Records shown:
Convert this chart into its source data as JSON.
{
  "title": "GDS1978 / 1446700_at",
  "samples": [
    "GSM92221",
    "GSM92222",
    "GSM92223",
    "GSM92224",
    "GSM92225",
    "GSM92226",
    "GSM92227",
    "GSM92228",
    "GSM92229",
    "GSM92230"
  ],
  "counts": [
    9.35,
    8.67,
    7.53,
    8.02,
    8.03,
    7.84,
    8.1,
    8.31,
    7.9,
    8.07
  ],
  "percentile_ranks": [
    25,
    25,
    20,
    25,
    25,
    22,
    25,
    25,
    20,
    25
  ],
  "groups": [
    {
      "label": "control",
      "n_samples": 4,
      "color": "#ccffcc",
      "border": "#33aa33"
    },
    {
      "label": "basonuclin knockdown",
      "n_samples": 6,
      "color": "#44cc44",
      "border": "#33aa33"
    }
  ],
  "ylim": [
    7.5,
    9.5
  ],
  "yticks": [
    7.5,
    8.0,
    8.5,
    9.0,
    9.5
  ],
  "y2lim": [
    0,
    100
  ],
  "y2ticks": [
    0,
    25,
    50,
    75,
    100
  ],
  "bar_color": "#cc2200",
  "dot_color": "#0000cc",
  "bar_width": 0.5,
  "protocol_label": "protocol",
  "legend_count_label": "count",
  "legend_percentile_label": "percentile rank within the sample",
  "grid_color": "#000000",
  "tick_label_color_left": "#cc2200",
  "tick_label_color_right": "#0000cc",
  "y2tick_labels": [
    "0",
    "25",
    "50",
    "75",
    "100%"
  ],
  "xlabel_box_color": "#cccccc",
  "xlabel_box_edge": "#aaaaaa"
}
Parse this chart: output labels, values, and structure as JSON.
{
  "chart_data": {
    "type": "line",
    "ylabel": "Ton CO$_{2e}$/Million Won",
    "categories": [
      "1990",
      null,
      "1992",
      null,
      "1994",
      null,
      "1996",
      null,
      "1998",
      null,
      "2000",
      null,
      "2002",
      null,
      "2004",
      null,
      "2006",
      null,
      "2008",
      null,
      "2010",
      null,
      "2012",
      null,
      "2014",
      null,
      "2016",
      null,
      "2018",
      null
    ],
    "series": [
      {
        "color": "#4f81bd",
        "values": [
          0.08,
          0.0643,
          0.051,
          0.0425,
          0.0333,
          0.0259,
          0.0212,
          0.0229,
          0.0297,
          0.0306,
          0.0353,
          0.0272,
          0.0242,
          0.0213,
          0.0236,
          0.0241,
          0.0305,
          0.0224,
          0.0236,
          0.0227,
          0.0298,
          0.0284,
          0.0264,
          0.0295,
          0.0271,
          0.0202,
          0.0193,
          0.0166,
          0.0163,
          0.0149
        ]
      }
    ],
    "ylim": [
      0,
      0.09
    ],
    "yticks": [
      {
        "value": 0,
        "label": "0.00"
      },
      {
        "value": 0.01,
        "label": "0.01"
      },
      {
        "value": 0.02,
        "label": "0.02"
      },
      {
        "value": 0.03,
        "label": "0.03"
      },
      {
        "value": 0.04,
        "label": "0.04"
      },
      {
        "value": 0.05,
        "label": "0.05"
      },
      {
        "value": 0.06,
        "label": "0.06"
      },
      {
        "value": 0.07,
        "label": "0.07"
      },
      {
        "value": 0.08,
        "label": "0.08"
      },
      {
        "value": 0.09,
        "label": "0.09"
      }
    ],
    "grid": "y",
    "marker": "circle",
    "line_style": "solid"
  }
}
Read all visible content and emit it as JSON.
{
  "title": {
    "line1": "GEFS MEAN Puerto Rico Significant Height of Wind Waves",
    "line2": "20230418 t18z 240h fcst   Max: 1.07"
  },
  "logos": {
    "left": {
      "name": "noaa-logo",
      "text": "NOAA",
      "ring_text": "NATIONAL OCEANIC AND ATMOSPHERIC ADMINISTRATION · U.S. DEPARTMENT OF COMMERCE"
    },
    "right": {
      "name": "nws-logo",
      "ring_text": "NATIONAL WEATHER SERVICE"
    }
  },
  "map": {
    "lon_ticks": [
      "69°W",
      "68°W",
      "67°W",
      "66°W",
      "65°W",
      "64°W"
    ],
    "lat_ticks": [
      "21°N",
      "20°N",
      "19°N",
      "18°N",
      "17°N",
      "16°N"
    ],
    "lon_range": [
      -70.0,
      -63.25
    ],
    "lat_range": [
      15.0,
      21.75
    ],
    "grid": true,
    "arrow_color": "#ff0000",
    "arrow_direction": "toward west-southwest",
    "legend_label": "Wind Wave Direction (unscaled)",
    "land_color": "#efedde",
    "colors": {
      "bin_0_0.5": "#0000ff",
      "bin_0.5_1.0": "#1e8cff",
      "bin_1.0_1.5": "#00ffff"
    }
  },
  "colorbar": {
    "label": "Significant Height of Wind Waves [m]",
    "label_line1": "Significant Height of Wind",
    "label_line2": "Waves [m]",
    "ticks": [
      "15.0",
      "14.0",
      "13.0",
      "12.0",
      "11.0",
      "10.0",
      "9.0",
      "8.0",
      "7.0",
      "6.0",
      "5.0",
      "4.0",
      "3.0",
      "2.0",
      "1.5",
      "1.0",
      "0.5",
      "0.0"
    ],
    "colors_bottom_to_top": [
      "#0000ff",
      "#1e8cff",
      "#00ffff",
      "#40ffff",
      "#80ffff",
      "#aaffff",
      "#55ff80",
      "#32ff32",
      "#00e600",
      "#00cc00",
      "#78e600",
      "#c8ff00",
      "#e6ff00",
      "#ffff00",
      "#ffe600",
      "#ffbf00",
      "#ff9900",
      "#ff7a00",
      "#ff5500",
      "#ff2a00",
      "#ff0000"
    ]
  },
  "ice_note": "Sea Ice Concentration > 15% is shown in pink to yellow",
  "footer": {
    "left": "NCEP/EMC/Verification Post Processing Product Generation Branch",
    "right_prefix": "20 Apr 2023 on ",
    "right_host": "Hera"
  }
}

Set task:
Reproduce the records word for word.

Reply to the exercise:
Convert this chart into its source data as JSON.
{
  "title": "GDS1978 / 1446700_at",
  "samples": [
    "GSM92221",
    "GSM92222",
    "GSM92223",
    "GSM92224",
    "GSM92225",
    "GSM92226",
    "GSM92227",
    "GSM92228",
    "GSM92229",
    "GSM92230"
  ],
  "counts": [
    9.35,
    8.67,
    7.53,
    8.02,
    8.03,
    7.84,
    8.1,
    8.31,
    7.9,
    8.07
  ],
  "percentile_ranks": [
    25,
    25,
    20,
    25,
    25,
    22,
    25,
    25,
    20,
    25
  ],
  "groups": [
    {
      "label": "control",
      "n_samples": 4,
      "color": "#ccffcc",
      "border": "#33aa33"
    },
    {
      "label": "basonuclin knockdown",
      "n_samples": 6,
      "color": "#44cc44",
      "border": "#33aa33"
    }
  ],
  "ylim": [
    7.5,
    9.5
  ],
  "yticks": [
    7.5,
    8.0,
    8.5,
    9.0,
    9.5
  ],
  "y2lim": [
    0,
    100
  ],
  "y2ticks": [
    0,
    25,
    50,
    75,
    100
  ],
  "bar_color": "#cc2200",
  "dot_color": "#0000cc",
  "bar_width": 0.5,
  "protocol_label": "protocol",
  "legend_count_label": "count",
  "legend_percentile_label": "percentile rank within the sample",
  "grid_color": "#000000",
  "tick_label_color_left": "#cc2200",
  "tick_label_color_right": "#0000cc",
  "y2tick_labels": [
    "0",
    "25",
    "50",
    "75",
    "100%"
  ],
  "xlabel_box_color": "#cccccc",
  "xlabel_box_edge": "#aaaaaa"
}
Parse this chart: output labels, values, and structure as JSON.
{
  "chart_data": {
    "type": "line",
    "ylabel": "Ton CO$_{2e}$/Million Won",
    "categories": [
      "1990",
      null,
      "1992",
      null,
      "1994",
      null,
      "1996",
      null,
      "1998",
      null,
      "2000",
      null,
      "2002",
      null,
      "2004",
      null,
      "2006",
      null,
      "2008",
      null,
      "2010",
      null,
      "2012",
      null,
      "2014",
      null,
      "2016",
      null,
      "2018",
      null
    ],
    "series": [
      {
        "color": "#4f81bd",
        "values": [
          0.08,
          0.0643,
          0.051,
          0.0425,
          0.0333,
          0.0259,
          0.0212,
          0.0229,
          0.0297,
          0.0306,
          0.0353,
          0.0272,
          0.0242,
          0.0213,
          0.0236,
          0.0241,
          0.0305,
          0.0224,
          0.0236,
          0.0227,
          0.0298,
          0.0284,
          0.0264,
          0.0295,
          0.0271,
          0.0202,
          0.0193,
          0.0166,
          0.0163,
          0.0149
        ]
      }
    ],
    "ylim": [
      0,
      0.09
    ],
    "yticks": [
      {
        "value": 0,
        "label": "0.00"
      },
      {
        "value": 0.01,
        "label": "0.01"
      },
      {
        "value": 0.02,
        "label": "0.02"
      },
      {
        "value": 0.03,
        "label": "0.03"
      },
      {
        "value": 0.04,
        "label": "0.04"
      },
      {
        "value": 0.05,
        "label": "0.05"
      },
      {
        "value": 0.06,
        "label": "0.06"
      },
      {
        "value": 0.07,
        "label": "0.07"
      },
      {
        "value": 0.08,
        "label": "0.08"
      },
      {
        "value": 0.09,
        "label": "0.09"
      }
    ],
    "grid": "y",
    "marker": "circle",
    "line_style": "solid"
  }
}
Read all visible content and emit it as JSON.
{
  "title": {
    "line1": "GEFS MEAN Puerto Rico Significant Height of Wind Waves",
    "line2": "20230418 t18z 240h fcst   Max: 1.07"
  },
  "logos": {
    "left": {
      "name": "noaa-logo",
      "text": "NOAA",
      "ring_text": "NATIONAL OCEANIC AND ATMOSPHERIC ADMINISTRATION · U.S. DEPARTMENT OF COMMERCE"
    },
    "right": {
      "name": "nws-logo",
      "ring_text": "NATIONAL WEATHER SERVICE"
    }
  },
  "map": {
    "lon_ticks": [
      "69°W",
      "68°W",
      "67°W",
      "66°W",
      "65°W",
      "64°W"
    ],
    "lat_ticks": [
      "21°N",
      "20°N",
      "19°N",
      "18°N",
      "17°N",
      "16°N"
    ],
    "lon_range": [
      -70.0,
      -63.25
    ],
    "lat_range": [
      15.0,
      21.75
    ],
    "grid": true,
    "arrow_color": "#ff0000",
    "arrow_direction": "toward west-southwest",
    "legend_label": "Wind Wave Direction (unscaled)",
    "land_color": "#efedde",
    "colors": {
      "bin_0_0.5": "#0000ff",
      "bin_0.5_1.0": "#1e8cff",
      "bin_1.0_1.5": "#00ffff"
    }
  },
  "colorbar": {
    "label": "Significant Height of Wind Waves [m]",
    "label_line1": "Significant Height of Wind",
    "label_line2": "Waves [m]",
    "ticks": [
      "15.0",
      "14.0",
      "13.0",
      "12.0",
      "11.0",
      "10.0",
      "9.0",
      "8.0",
      "7.0",
      "6.0",
      "5.0",
      "4.0",
      "3.0",
      "2.0",
      "1.5",
      "1.0",
      "0.5",
      "0.0"
    ],
    "colors_bottom_to_top": [
      "#0000ff",
      "#1e8cff",
      "#00ffff",
      "#40ffff",
      "#80ffff",
      "#aaffff",
      "#55ff80",
      "#32ff32",
      "#00e600",
      "#00cc00",
      "#78e600",
      "#c8ff00",
      "#e6ff00",
      "#ffff00",
      "#ffe600",
      "#ffbf00",
      "#ff9900",
      "#ff7a00",
      "#ff5500",
      "#ff2a00",
      "#ff0000"
    ]
  },
  "ice_note": "Sea Ice Concentration > 15% is shown in pink to yellow",
  "footer": {
    "left": "NCEP/EMC/Verification Post Processing Product Generation Branch",
    "right_prefix": "20 Apr 2023 on ",
    "right_host": "Hera"
  }
}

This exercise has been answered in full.